**What is required:** Write out every line of the material as it stands, apart from the pictures.

== == ==

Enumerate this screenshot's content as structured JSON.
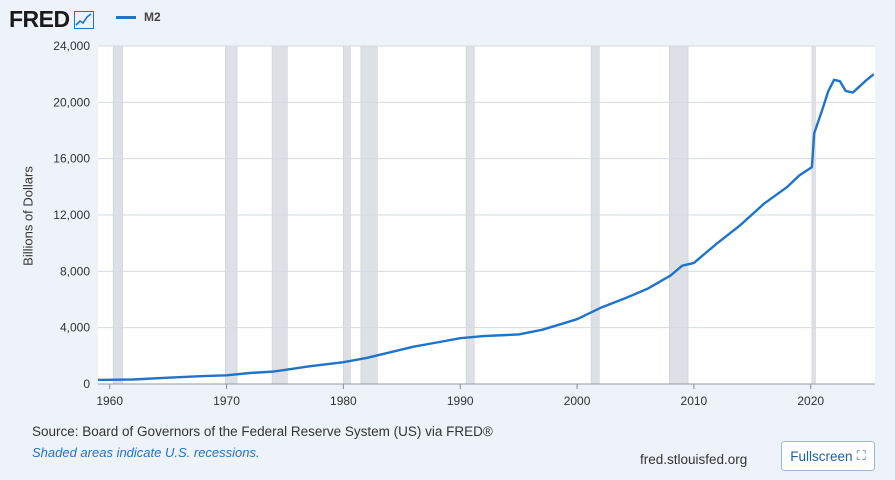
{
  "header": {
    "logo_text": "FRED",
    "logo_icon": "trend-line-icon"
  },
  "legend": {
    "label": "M2"
  },
  "footer": {
    "source": "Source: Board of Governors of the Federal Reserve System (US) via FRED®",
    "note": "Shaded areas indicate U.S. recessions.",
    "site": "fred.stlouisfed.org",
    "fullscreen_label": "Fullscreen",
    "fullscreen_icon": "expand-icon"
  },
  "colors": {
    "line": "#1f73c9",
    "recession": "#dde1e6",
    "plot_bg": "#ffffff"
  },
  "chart_data": {
    "type": "line",
    "title": "",
    "xlabel": "",
    "ylabel": "Billions of Dollars",
    "xlim": [
      1959,
      2025.5
    ],
    "ylim": [
      0,
      24000
    ],
    "x_ticks": [
      1960,
      1970,
      1980,
      1990,
      2000,
      2010,
      2020
    ],
    "y_ticks": [
      0,
      4000,
      8000,
      12000,
      16000,
      20000,
      24000
    ],
    "y_tick_labels": [
      "0",
      "4,000",
      "8,000",
      "12,000",
      "16,000",
      "20,000",
      "24,000"
    ],
    "grid": true,
    "legend": "top-left",
    "recessions": [
      [
        1960.3,
        1961.1
      ],
      [
        1969.9,
        1970.9
      ],
      [
        1973.9,
        1975.2
      ],
      [
        1980.0,
        1980.6
      ],
      [
        1981.5,
        1982.9
      ],
      [
        1990.5,
        1991.2
      ],
      [
        2001.2,
        2001.9
      ],
      [
        2007.9,
        2009.5
      ],
      [
        2020.1,
        2020.4
      ]
    ],
    "series": [
      {
        "name": "M2",
        "points": [
          [
            1959.0,
            290
          ],
          [
            1962,
            320
          ],
          [
            1965,
            450
          ],
          [
            1968,
            560
          ],
          [
            1970,
            620
          ],
          [
            1972,
            780
          ],
          [
            1974,
            880
          ],
          [
            1975,
            1000
          ],
          [
            1977,
            1250
          ],
          [
            1980,
            1550
          ],
          [
            1982,
            1850
          ],
          [
            1984,
            2250
          ],
          [
            1986,
            2650
          ],
          [
            1988,
            2950
          ],
          [
            1990,
            3250
          ],
          [
            1992,
            3400
          ],
          [
            1994,
            3480
          ],
          [
            1995,
            3520
          ],
          [
            1997,
            3850
          ],
          [
            1998,
            4100
          ],
          [
            2000,
            4600
          ],
          [
            2001,
            5000
          ],
          [
            2002,
            5400
          ],
          [
            2004,
            6050
          ],
          [
            2006,
            6750
          ],
          [
            2008,
            7700
          ],
          [
            2009,
            8400
          ],
          [
            2010,
            8600
          ],
          [
            2011,
            9300
          ],
          [
            2012,
            10000
          ],
          [
            2014,
            11300
          ],
          [
            2016,
            12800
          ],
          [
            2018,
            14000
          ],
          [
            2019,
            14800
          ],
          [
            2020.1,
            15400
          ],
          [
            2020.3,
            17800
          ],
          [
            2021,
            19500
          ],
          [
            2021.5,
            20800
          ],
          [
            2022,
            21600
          ],
          [
            2022.5,
            21500
          ],
          [
            2023,
            20800
          ],
          [
            2023.6,
            20700
          ],
          [
            2024,
            21000
          ],
          [
            2024.8,
            21600
          ],
          [
            2025.4,
            22000
          ]
        ]
      }
    ]
  }
}
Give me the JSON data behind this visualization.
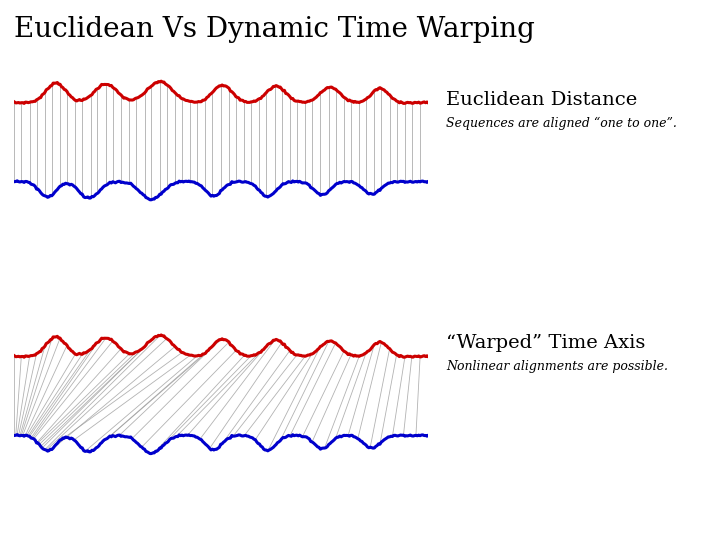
{
  "title": "Euclidean Vs Dynamic Time Warping",
  "title_fontsize": 20,
  "title_font": "serif",
  "panel1_title": "Euclidean Distance",
  "panel1_subtitle": "Sequences are aligned “one to one”.",
  "panel2_title": "“Warped” Time Axis",
  "panel2_subtitle": "Nonlinear alignments are possible.",
  "label_fontsize": 14,
  "sublabel_fontsize": 9,
  "bg_color": "#ffffff",
  "red_color": "#cc0000",
  "blue_color": "#0000cc",
  "line_color": "#999999",
  "n_points": 300,
  "n_lines": 55
}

== == ==

**Answer to the problem:**
Enumerate this screenshot's content as structured JSON.
{
  "header": {
    "logo_text": "FRED",
    "logo_icon": "trend-line-icon"
  },
  "legend": {
    "label": "M2"
  },
  "footer": {
    "source": "Source: Board of Governors of the Federal Reserve System (US) via FRED®",
    "note": "Shaded areas indicate U.S. recessions.",
    "site": "fred.stlouisfed.org",
    "fullscreen_label": "Fullscreen",
    "fullscreen_icon": "expand-icon"
  },
  "colors": {
    "line": "#1f73c9",
    "recession": "#dde1e6",
    "plot_bg": "#ffffff"
  },
  "chart_data": {
    "type": "line",
    "title": "",
    "xlabel": "",
    "ylabel": "Billions of Dollars",
    "xlim": [
      1959,
      2025.5
    ],
    "ylim": [
      0,
      24000
    ],
    "x_ticks": [
      1960,
      1970,
      1980,
      1990,
      2000,
      2010,
      2020
    ],
    "y_ticks": [
      0,
      4000,
      8000,
      12000,
      16000,
      20000,
      24000
    ],
    "y_tick_labels": [
      "0",
      "4,000",
      "8,000",
      "12,000",
      "16,000",
      "20,000",
      "24,000"
    ],
    "grid": true,
    "legend": "top-left",
    "recessions": [
      [
        1960.3,
        1961.1
      ],
      [
        1969.9,
        1970.9
      ],
      [
        1973.9,
        1975.2
      ],
      [
        1980.0,
        1980.6
      ],
      [
        1981.5,
        1982.9
      ],
      [
        1990.5,
        1991.2
      ],
      [
        2001.2,
        2001.9
      ],
      [
        2007.9,
        2009.5
      ],
      [
        2020.1,
        2020.4
      ]
    ],
    "series": [
      {
        "name": "M2",
        "points": [
          [
            1959.0,
            290
          ],
          [
            1962,
            320
          ],
          [
            1965,
            450
          ],
          [
            1968,
            560
          ],
          [
            1970,
            620
          ],
          [
            1972,
            780
          ],
          [
            1974,
            880
          ],
          [
            1975,
            1000
          ],
          [
            1977,
            1250
          ],
          [
            1980,
            1550
          ],
          [
            1982,
            1850
          ],
          [
            1984,
            2250
          ],
          [
            1986,
            2650
          ],
          [
            1988,
            2950
          ],
          [
            1990,
            3250
          ],
          [
            1992,
            3400
          ],
          [
            1994,
            3480
          ],
          [
            1995,
            3520
          ],
          [
            1997,
            3850
          ],
          [
            1998,
            4100
          ],
          [
            2000,
            4600
          ],
          [
            2001,
            5000
          ],
          [
            2002,
            5400
          ],
          [
            2004,
            6050
          ],
          [
            2006,
            6750
          ],
          [
            2008,
            7700
          ],
          [
            2009,
            8400
          ],
          [
            2010,
            8600
          ],
          [
            2011,
            9300
          ],
          [
            2012,
            10000
          ],
          [
            2014,
            11300
          ],
          [
            2016,
            12800
          ],
          [
            2018,
            14000
          ],
          [
            2019,
            14800
          ],
          [
            2020.1,
            15400
          ],
          [
            2020.3,
            17800
          ],
          [
            2021,
            19500
          ],
          [
            2021.5,
            20800
          ],
          [
            2022,
            21600
          ],
          [
            2022.5,
            21500
          ],
          [
            2023,
            20800
          ],
          [
            2023.6,
            20700
          ],
          [
            2024,
            21000
          ],
          [
            2024.8,
            21600
          ],
          [
            2025.4,
            22000
          ]
        ]
      }
    ]
  }
}
Give me the JSON data behind this visualization.
{
  "title": "Euclidean Vs Dynamic Time Warping",
  "title_fontsize": 20,
  "title_font": "serif",
  "panel1_title": "Euclidean Distance",
  "panel1_subtitle": "Sequences are aligned “one to one”.",
  "panel2_title": "“Warped” Time Axis",
  "panel2_subtitle": "Nonlinear alignments are possible.",
  "label_fontsize": 14,
  "sublabel_fontsize": 9,
  "bg_color": "#ffffff",
  "red_color": "#cc0000",
  "blue_color": "#0000cc",
  "line_color": "#999999",
  "n_points": 300,
  "n_lines": 55
}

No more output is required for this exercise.